§ Aim: Without the pictures, print each of the records below exactly as it appears.
— start of Data supplied —
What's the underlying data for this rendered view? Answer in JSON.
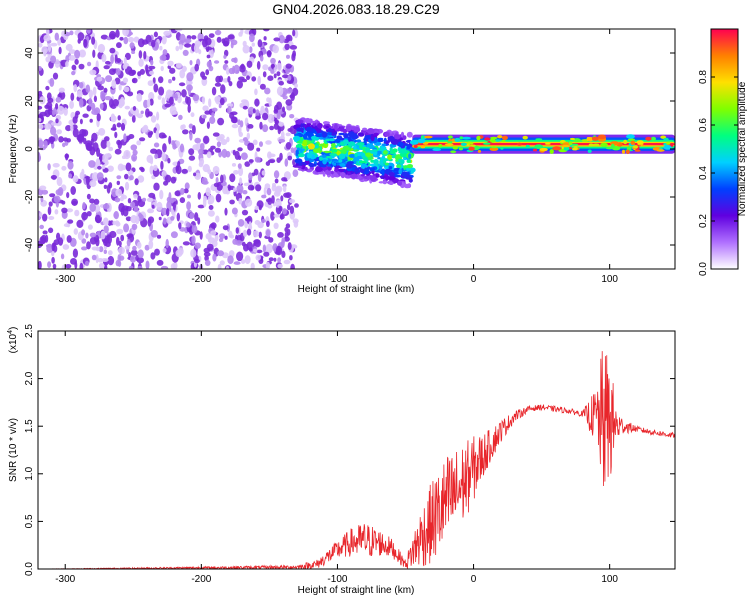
{
  "title": "GN04.2026.083.18.29.C29",
  "chart_data": [
    {
      "type": "heatmap",
      "xlabel": "Height of straight line (km)",
      "ylabel": "Frequency (Hz)",
      "xlim": [
        -320,
        148
      ],
      "ylim": [
        -50,
        50
      ],
      "xticks": [
        -300,
        -200,
        -100,
        0,
        100
      ],
      "yticks": [
        -40,
        -20,
        0,
        20,
        40
      ],
      "grid": false,
      "colorbar": {
        "label": "Normalized spectral amplitude",
        "range": [
          0.0,
          1.0
        ],
        "ticks": [
          "0.0",
          "0.2",
          "0.4",
          "0.6",
          "0.8"
        ],
        "colors": [
          "#ffffff",
          "#b070ff",
          "#6000e0",
          "#0040ff",
          "#00d0ff",
          "#00ff80",
          "#80ff00",
          "#ffe000",
          "#ff8000",
          "#ff0050"
        ]
      },
      "regions": [
        {
          "x_range": [
            -320,
            -130
          ],
          "freq_range": [
            -50,
            50
          ],
          "amplitude": "noise",
          "color": "#7a2ad8"
        },
        {
          "x_range": [
            -130,
            -45
          ],
          "freq_center": [
            2,
            -5
          ],
          "freq_width": 12,
          "amplitude_peak": 0.6
        },
        {
          "x_range": [
            -45,
            148
          ],
          "freq_center": 2,
          "freq_width": 4,
          "amplitude_peak": 1.0
        }
      ]
    },
    {
      "type": "line",
      "xlabel": "Height of straight line (km)",
      "ylabel": "SNR (10 * v/v)",
      "y_multiplier_label": "(x10^4)",
      "xlim": [
        -320,
        148
      ],
      "ylim": [
        0,
        2.5
      ],
      "xticks": [
        -300,
        -200,
        -100,
        0,
        100
      ],
      "yticks": [
        "0.0",
        "0.5",
        "1.0",
        "1.5",
        "2.0",
        "2.5"
      ],
      "grid": false,
      "series": [
        {
          "color": "#e8262b",
          "x": [
            -320,
            -130,
            -115,
            -100,
            -90,
            -80,
            -70,
            -60,
            -50,
            -40,
            -30,
            -20,
            -10,
            0,
            10,
            20,
            30,
            40,
            50,
            60,
            70,
            80,
            90,
            95,
            100,
            105,
            110,
            120,
            130,
            148
          ],
          "y_base": [
            0.0,
            0.02,
            0.05,
            0.2,
            0.28,
            0.3,
            0.28,
            0.22,
            0.05,
            0.3,
            0.5,
            0.7,
            0.85,
            1.05,
            1.25,
            1.45,
            1.6,
            1.68,
            1.7,
            1.68,
            1.66,
            1.63,
            1.6,
            1.55,
            1.55,
            1.5,
            1.5,
            1.47,
            1.44,
            1.4
          ],
          "y_noise": [
            0.0,
            0.02,
            0.05,
            0.1,
            0.15,
            0.2,
            0.15,
            0.1,
            0.05,
            0.3,
            0.45,
            0.5,
            0.45,
            0.35,
            0.2,
            0.12,
            0.06,
            0.03,
            0.03,
            0.03,
            0.03,
            0.03,
            0.3,
            0.8,
            0.7,
            0.2,
            0.08,
            0.03,
            0.03,
            0.03
          ]
        }
      ]
    }
  ]
}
— end of Data supplied —
§ Solution for this exercise:
What's the underlying data for this rendered view? Answer in JSON.
{
  "title": "GN04.2026.083.18.29.C29",
  "chart_data": [
    {
      "type": "heatmap",
      "xlabel": "Height of straight line (km)",
      "ylabel": "Frequency (Hz)",
      "xlim": [
        -320,
        148
      ],
      "ylim": [
        -50,
        50
      ],
      "xticks": [
        -300,
        -200,
        -100,
        0,
        100
      ],
      "yticks": [
        -40,
        -20,
        0,
        20,
        40
      ],
      "grid": false,
      "colorbar": {
        "label": "Normalized spectral amplitude",
        "range": [
          0.0,
          1.0
        ],
        "ticks": [
          "0.0",
          "0.2",
          "0.4",
          "0.6",
          "0.8"
        ],
        "colors": [
          "#ffffff",
          "#b070ff",
          "#6000e0",
          "#0040ff",
          "#00d0ff",
          "#00ff80",
          "#80ff00",
          "#ffe000",
          "#ff8000",
          "#ff0050"
        ]
      },
      "regions": [
        {
          "x_range": [
            -320,
            -130
          ],
          "freq_range": [
            -50,
            50
          ],
          "amplitude": "noise",
          "color": "#7a2ad8"
        },
        {
          "x_range": [
            -130,
            -45
          ],
          "freq_center": [
            2,
            -5
          ],
          "freq_width": 12,
          "amplitude_peak": 0.6
        },
        {
          "x_range": [
            -45,
            148
          ],
          "freq_center": 2,
          "freq_width": 4,
          "amplitude_peak": 1.0
        }
      ]
    },
    {
      "type": "line",
      "xlabel": "Height of straight line (km)",
      "ylabel": "SNR (10 * v/v)",
      "y_multiplier_label": "(x10^4)",
      "xlim": [
        -320,
        148
      ],
      "ylim": [
        0,
        2.5
      ],
      "xticks": [
        -300,
        -200,
        -100,
        0,
        100
      ],
      "yticks": [
        "0.0",
        "0.5",
        "1.0",
        "1.5",
        "2.0",
        "2.5"
      ],
      "grid": false,
      "series": [
        {
          "color": "#e8262b",
          "x": [
            -320,
            -130,
            -115,
            -100,
            -90,
            -80,
            -70,
            -60,
            -50,
            -40,
            -30,
            -20,
            -10,
            0,
            10,
            20,
            30,
            40,
            50,
            60,
            70,
            80,
            90,
            95,
            100,
            105,
            110,
            120,
            130,
            148
          ],
          "y_base": [
            0.0,
            0.02,
            0.05,
            0.2,
            0.28,
            0.3,
            0.28,
            0.22,
            0.05,
            0.3,
            0.5,
            0.7,
            0.85,
            1.05,
            1.25,
            1.45,
            1.6,
            1.68,
            1.7,
            1.68,
            1.66,
            1.63,
            1.6,
            1.55,
            1.55,
            1.5,
            1.5,
            1.47,
            1.44,
            1.4
          ],
          "y_noise": [
            0.0,
            0.02,
            0.05,
            0.1,
            0.15,
            0.2,
            0.15,
            0.1,
            0.05,
            0.3,
            0.45,
            0.5,
            0.45,
            0.35,
            0.2,
            0.12,
            0.06,
            0.03,
            0.03,
            0.03,
            0.03,
            0.03,
            0.3,
            0.8,
            0.7,
            0.2,
            0.08,
            0.03,
            0.03,
            0.03
          ]
        }
      ]
    }
  ]
}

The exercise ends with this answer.